## Stated goal
Copy each line of the entries beneath that contains the word "left".

## Entries supplied
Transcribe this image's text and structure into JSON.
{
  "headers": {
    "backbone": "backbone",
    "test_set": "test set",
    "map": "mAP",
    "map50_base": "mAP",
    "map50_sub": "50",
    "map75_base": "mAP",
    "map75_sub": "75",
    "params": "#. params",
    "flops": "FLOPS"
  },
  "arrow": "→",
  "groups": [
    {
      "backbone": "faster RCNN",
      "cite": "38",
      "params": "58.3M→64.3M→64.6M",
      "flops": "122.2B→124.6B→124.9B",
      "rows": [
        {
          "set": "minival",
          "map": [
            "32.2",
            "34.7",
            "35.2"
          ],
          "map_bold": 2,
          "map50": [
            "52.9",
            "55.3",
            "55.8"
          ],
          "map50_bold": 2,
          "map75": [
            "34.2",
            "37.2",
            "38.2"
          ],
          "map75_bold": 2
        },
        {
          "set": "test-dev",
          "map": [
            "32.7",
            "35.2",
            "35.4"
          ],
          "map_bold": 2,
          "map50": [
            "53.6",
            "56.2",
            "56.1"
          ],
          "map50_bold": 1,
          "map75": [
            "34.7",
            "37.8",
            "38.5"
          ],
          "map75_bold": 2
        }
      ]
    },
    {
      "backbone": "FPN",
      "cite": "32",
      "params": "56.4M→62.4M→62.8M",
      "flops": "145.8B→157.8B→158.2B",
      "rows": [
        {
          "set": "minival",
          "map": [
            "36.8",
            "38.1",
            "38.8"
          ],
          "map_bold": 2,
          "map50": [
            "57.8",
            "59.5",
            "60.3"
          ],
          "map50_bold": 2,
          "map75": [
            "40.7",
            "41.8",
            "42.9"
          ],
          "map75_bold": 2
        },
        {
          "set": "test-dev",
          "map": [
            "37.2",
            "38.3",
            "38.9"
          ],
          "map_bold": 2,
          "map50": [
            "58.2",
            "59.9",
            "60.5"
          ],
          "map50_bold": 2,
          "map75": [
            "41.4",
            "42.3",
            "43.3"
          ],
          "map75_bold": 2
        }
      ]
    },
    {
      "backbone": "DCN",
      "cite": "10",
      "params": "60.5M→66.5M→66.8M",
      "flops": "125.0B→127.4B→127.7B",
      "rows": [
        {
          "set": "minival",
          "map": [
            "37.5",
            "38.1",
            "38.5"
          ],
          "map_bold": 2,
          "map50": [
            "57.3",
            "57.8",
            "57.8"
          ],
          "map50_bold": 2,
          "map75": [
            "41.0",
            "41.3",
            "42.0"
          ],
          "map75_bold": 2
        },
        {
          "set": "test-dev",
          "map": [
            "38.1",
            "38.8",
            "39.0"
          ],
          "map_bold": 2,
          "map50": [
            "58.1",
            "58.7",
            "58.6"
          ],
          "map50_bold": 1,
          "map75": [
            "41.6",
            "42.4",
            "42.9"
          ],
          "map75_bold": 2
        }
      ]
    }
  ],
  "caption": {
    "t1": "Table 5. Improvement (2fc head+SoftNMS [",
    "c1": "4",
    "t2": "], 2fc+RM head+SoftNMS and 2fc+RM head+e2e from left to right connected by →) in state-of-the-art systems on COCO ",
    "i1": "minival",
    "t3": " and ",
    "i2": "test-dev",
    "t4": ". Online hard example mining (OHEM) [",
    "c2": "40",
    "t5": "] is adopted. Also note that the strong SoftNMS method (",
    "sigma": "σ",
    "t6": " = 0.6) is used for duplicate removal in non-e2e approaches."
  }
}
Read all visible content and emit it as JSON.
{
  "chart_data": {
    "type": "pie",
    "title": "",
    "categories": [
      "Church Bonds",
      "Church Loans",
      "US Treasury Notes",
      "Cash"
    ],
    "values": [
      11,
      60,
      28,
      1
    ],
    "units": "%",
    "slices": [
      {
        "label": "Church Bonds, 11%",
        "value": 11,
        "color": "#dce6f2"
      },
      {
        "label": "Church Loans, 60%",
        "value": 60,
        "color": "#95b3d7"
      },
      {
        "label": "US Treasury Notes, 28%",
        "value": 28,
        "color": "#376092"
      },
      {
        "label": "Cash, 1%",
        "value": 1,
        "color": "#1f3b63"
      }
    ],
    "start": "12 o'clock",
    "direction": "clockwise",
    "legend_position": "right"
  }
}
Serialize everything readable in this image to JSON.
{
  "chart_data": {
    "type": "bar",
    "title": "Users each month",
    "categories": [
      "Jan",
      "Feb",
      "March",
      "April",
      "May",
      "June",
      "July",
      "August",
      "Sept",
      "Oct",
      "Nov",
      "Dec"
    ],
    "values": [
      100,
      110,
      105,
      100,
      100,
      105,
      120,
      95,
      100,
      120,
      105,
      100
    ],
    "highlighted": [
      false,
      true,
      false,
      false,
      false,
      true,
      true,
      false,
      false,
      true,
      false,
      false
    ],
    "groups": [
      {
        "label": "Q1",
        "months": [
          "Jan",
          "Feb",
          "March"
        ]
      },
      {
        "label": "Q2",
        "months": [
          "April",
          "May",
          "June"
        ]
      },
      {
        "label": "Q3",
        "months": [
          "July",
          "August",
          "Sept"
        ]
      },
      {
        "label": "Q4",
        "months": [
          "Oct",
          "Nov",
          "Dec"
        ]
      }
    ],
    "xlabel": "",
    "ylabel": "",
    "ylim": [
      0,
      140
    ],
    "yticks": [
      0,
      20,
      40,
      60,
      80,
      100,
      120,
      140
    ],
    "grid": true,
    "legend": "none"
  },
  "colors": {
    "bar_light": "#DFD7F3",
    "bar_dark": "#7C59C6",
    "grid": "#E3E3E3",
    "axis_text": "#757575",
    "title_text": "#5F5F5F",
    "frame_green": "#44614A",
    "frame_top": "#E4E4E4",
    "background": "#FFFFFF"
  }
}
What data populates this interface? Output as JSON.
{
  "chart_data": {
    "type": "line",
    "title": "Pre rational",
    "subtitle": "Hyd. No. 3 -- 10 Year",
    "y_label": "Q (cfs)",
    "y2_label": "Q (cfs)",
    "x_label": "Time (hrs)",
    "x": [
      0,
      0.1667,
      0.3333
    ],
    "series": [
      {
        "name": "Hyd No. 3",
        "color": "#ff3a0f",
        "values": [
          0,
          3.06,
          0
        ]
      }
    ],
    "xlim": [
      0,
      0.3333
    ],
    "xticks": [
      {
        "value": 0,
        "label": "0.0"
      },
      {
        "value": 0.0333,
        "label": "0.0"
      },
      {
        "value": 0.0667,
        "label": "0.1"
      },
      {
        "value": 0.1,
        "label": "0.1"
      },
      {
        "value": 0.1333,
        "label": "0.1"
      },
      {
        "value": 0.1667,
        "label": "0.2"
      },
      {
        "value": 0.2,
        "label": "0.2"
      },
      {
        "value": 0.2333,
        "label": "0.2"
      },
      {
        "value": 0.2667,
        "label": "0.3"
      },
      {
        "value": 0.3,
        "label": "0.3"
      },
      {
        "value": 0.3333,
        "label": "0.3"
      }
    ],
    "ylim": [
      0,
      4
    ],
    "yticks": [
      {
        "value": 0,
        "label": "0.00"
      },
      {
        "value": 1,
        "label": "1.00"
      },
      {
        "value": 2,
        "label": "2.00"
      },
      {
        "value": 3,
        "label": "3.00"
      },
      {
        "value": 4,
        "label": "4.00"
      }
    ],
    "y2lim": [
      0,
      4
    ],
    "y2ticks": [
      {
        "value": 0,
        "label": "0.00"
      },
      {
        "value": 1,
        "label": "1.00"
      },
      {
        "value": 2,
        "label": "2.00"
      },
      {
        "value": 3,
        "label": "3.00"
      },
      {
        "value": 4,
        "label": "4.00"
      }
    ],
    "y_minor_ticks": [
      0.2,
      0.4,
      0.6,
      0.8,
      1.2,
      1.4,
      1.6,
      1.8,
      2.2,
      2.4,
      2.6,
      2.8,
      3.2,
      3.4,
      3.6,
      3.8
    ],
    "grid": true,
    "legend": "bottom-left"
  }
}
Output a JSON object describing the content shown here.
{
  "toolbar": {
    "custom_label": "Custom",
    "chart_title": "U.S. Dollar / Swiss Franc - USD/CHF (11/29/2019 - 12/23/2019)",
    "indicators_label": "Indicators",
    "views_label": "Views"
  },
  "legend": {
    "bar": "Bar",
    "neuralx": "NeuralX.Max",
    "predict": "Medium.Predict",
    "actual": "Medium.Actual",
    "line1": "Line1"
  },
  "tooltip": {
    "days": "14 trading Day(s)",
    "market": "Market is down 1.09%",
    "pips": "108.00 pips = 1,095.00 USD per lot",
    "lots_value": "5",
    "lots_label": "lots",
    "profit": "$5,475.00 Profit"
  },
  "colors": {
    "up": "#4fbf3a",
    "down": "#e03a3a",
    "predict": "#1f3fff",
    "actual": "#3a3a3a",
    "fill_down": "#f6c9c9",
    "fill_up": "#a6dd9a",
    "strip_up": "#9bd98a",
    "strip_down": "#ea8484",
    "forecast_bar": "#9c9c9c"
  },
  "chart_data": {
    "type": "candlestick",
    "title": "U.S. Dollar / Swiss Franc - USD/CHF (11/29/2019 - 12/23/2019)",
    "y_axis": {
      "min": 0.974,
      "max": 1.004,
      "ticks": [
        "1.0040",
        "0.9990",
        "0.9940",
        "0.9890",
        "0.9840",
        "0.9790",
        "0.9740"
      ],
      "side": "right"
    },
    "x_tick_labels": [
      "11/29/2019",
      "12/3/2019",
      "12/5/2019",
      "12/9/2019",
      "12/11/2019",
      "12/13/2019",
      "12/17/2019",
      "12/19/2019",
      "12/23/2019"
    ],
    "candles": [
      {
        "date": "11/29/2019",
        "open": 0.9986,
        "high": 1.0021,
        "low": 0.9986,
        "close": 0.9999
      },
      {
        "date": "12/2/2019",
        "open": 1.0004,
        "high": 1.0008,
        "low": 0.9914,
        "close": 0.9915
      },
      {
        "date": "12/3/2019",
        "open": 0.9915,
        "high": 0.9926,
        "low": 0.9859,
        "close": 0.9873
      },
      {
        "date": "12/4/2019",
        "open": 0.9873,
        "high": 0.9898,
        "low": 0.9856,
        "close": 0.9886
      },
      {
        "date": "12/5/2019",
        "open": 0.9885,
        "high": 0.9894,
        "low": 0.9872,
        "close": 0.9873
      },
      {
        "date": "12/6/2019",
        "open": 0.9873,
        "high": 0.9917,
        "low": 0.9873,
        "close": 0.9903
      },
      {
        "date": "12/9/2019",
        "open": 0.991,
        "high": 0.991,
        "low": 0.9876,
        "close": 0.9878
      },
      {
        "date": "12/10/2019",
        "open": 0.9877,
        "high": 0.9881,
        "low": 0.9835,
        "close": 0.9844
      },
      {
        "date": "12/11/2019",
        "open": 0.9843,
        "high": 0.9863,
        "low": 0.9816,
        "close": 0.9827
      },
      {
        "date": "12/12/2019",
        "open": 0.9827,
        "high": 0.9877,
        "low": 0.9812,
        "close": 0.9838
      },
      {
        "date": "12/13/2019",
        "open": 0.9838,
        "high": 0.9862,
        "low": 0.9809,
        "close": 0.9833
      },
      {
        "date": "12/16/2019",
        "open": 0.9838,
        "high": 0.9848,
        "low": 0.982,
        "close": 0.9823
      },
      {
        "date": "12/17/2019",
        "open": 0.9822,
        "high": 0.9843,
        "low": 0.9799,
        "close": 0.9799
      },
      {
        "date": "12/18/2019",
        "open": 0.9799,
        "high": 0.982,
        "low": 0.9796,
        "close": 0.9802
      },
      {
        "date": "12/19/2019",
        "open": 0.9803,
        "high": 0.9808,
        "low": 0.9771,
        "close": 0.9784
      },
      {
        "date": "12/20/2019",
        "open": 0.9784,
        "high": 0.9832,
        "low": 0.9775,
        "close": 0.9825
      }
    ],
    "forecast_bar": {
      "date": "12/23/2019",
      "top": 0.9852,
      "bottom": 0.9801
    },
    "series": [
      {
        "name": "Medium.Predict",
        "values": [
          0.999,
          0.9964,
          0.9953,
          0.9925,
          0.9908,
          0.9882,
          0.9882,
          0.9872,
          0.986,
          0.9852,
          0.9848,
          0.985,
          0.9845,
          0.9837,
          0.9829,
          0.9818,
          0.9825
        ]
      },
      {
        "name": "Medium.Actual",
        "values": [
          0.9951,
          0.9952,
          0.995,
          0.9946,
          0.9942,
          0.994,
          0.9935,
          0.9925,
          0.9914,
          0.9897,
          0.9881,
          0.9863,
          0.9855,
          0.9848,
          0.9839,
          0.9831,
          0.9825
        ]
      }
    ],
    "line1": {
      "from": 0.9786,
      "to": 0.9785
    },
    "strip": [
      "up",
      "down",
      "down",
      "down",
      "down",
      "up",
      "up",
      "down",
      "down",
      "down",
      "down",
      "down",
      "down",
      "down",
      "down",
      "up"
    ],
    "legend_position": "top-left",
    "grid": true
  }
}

## Solved exercise
    "t2": "], 2fc+RM head+SoftNMS and 2fc+RM head+e2e from left to right connected by →) in state-of-the-art systems on COCO ",
    "legend": "bottom-left"
    "legend_position": "top-left",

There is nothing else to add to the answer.